▸ What needs to be done
Only the lines starting at the one that contains "Transcribe this image's" and running to the end should be repeated, exactly as written.

▸ Exercise data
— begin —

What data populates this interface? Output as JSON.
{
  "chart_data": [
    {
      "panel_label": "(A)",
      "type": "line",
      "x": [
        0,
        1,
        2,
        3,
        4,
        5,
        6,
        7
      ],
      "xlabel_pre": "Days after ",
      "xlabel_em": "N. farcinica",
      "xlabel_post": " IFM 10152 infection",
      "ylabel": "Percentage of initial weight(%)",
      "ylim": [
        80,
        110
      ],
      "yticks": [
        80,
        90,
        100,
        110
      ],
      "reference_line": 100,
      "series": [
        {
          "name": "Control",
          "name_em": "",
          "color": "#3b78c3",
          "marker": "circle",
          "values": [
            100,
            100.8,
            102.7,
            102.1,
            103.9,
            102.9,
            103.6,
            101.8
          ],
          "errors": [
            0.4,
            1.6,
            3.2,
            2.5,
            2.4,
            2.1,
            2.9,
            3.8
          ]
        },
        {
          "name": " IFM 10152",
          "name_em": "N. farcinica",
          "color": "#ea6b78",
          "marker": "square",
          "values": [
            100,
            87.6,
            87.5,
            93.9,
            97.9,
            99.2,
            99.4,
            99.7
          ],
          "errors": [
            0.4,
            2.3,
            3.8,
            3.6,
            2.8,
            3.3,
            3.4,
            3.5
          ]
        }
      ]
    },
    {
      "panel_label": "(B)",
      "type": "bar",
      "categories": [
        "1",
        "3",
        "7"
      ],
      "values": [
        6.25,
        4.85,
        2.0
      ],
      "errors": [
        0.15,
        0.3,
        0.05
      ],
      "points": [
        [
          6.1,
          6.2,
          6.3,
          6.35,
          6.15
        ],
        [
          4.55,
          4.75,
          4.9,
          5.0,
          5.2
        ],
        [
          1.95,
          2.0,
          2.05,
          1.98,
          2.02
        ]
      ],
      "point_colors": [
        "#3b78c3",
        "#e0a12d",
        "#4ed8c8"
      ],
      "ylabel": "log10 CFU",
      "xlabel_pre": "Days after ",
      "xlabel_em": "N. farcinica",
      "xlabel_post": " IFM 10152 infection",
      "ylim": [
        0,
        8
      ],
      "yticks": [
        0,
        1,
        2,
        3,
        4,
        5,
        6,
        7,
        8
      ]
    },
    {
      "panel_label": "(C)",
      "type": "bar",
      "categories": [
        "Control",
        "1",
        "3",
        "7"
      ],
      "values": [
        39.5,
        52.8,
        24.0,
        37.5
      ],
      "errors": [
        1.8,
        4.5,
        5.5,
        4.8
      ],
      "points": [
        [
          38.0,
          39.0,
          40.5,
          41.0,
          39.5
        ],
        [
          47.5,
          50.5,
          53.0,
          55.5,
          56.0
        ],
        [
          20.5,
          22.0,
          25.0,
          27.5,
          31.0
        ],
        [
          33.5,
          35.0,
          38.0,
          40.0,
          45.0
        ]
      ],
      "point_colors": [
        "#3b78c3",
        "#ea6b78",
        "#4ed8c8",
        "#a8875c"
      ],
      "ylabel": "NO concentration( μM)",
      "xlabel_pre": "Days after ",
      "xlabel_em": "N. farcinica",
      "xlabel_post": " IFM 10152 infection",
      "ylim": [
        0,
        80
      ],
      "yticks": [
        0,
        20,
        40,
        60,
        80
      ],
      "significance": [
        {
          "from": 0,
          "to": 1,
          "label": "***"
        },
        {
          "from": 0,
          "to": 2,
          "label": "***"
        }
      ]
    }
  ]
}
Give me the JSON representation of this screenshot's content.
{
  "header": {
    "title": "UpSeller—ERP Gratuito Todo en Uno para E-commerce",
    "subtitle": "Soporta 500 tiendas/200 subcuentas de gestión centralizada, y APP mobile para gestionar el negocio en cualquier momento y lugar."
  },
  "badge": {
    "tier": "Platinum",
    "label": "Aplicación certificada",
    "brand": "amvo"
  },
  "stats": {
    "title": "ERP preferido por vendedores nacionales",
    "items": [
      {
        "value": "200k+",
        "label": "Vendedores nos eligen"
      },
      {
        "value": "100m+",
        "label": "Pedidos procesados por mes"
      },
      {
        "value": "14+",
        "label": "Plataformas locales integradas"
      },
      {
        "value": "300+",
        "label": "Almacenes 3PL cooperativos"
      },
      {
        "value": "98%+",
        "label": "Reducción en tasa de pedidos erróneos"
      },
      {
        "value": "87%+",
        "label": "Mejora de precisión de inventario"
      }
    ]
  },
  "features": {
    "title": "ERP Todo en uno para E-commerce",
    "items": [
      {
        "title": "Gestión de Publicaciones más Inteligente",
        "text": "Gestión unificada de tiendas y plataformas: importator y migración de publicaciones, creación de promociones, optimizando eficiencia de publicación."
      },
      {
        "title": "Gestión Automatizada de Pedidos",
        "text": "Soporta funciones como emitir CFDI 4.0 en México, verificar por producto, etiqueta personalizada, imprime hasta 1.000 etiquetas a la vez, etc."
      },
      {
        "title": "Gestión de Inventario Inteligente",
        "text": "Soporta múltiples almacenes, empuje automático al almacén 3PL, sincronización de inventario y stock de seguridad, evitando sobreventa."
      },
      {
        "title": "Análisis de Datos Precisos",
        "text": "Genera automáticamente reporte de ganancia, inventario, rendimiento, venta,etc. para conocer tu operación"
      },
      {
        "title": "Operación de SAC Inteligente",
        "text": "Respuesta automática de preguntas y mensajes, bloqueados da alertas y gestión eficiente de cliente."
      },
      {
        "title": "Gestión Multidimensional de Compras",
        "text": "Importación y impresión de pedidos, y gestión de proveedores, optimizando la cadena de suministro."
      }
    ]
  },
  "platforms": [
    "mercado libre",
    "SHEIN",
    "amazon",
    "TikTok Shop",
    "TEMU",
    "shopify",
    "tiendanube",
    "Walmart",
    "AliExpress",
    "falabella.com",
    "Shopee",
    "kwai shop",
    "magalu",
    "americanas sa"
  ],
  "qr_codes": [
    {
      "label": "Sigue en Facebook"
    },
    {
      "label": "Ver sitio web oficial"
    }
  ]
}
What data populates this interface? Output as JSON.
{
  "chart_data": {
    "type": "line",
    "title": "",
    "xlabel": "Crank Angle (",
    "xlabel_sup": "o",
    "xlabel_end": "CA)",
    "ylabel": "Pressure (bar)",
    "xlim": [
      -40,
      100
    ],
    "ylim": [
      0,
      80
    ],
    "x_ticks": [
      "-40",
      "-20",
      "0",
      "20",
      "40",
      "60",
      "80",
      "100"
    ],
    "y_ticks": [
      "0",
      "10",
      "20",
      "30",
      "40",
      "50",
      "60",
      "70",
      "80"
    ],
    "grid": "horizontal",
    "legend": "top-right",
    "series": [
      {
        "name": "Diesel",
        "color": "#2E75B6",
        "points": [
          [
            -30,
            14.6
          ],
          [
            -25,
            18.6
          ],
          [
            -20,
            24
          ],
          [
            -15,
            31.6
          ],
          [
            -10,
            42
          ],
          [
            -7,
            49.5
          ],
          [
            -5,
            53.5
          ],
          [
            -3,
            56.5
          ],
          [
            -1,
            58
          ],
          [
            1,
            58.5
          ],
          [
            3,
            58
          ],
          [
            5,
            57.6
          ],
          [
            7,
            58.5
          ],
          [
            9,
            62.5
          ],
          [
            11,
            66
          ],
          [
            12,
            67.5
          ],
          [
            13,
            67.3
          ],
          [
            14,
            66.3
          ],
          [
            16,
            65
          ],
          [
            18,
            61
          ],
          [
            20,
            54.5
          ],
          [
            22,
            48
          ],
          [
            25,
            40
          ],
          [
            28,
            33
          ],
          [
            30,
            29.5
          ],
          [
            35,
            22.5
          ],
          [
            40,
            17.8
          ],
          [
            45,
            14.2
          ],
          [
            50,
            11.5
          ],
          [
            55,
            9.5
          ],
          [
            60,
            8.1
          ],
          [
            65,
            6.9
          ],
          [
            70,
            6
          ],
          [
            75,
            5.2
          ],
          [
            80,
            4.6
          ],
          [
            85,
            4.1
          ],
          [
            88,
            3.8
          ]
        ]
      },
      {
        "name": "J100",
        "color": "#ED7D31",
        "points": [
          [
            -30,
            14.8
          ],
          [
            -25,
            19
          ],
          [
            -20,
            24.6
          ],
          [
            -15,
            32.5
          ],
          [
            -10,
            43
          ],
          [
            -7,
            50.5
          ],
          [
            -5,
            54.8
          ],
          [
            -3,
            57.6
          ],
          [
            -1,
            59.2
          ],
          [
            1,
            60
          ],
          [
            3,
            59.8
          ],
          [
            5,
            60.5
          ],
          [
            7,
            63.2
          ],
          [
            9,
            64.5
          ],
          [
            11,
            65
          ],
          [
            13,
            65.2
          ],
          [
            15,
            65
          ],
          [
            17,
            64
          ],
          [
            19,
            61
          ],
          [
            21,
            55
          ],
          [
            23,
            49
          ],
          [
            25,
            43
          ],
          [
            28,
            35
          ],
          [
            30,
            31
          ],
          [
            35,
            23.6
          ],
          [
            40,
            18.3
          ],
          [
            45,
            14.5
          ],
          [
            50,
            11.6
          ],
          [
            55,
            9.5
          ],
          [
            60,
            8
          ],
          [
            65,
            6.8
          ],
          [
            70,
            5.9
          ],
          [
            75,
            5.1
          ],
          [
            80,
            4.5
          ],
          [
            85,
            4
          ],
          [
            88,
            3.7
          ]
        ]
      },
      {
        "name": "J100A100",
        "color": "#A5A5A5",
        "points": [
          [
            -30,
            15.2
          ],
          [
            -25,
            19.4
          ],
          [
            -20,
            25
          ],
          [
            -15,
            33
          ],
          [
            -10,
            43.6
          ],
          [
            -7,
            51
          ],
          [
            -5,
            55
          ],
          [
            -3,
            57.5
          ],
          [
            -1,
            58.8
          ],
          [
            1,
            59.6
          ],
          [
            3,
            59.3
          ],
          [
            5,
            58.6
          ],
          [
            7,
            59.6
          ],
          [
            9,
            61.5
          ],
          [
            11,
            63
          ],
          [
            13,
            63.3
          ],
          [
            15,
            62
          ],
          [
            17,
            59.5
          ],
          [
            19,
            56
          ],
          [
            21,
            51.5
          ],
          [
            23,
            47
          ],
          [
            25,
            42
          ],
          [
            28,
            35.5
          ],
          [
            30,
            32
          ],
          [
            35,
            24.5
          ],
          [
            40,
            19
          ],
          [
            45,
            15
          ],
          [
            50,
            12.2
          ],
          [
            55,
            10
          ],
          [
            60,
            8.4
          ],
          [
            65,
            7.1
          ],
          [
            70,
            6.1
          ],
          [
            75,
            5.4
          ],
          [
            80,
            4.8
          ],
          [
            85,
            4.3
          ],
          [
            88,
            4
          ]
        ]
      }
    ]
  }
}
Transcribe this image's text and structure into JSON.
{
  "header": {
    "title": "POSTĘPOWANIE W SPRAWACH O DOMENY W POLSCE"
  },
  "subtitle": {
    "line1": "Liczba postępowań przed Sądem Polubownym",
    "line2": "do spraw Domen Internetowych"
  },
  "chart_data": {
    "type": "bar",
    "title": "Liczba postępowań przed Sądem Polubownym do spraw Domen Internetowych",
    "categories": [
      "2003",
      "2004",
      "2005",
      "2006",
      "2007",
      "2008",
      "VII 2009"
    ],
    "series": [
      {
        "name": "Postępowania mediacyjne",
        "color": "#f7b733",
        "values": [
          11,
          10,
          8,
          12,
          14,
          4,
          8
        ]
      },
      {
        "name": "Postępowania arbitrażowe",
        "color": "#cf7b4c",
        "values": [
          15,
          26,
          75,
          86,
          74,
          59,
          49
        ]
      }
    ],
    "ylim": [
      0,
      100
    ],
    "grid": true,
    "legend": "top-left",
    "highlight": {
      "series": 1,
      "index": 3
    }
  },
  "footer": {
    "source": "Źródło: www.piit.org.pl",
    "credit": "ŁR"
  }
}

— end —

▸ Final answer
Transcribe this image's text and structure into JSON.
{
  "header": {
    "title": "POSTĘPOWANIE W SPRAWACH O DOMENY W POLSCE"
  },
  "subtitle": {
    "line1": "Liczba postępowań przed Sądem Polubownym",
    "line2": "do spraw Domen Internetowych"
  },
  "chart_data": {
    "type": "bar",
    "title": "Liczba postępowań przed Sądem Polubownym do spraw Domen Internetowych",
    "categories": [
      "2003",
      "2004",
      "2005",
      "2006",
      "2007",
      "2008",
      "VII 2009"
    ],
    "series": [
      {
        "name": "Postępowania mediacyjne",
        "color": "#f7b733",
        "values": [
          11,
          10,
          8,
          12,
          14,
          4,
          8
        ]
      },
      {
        "name": "Postępowania arbitrażowe",
        "color": "#cf7b4c",
        "values": [
          15,
          26,
          75,
          86,
          74,
          59,
          49
        ]
      }
    ],
    "ylim": [
      0,
      100
    ],
    "grid": true,
    "legend": "top-left",
    "highlight": {
      "series": 1,
      "index": 3
    }
  },
  "footer": {
    "source": "Źródło: www.piit.org.pl",
    "credit": "ŁR"
  }
}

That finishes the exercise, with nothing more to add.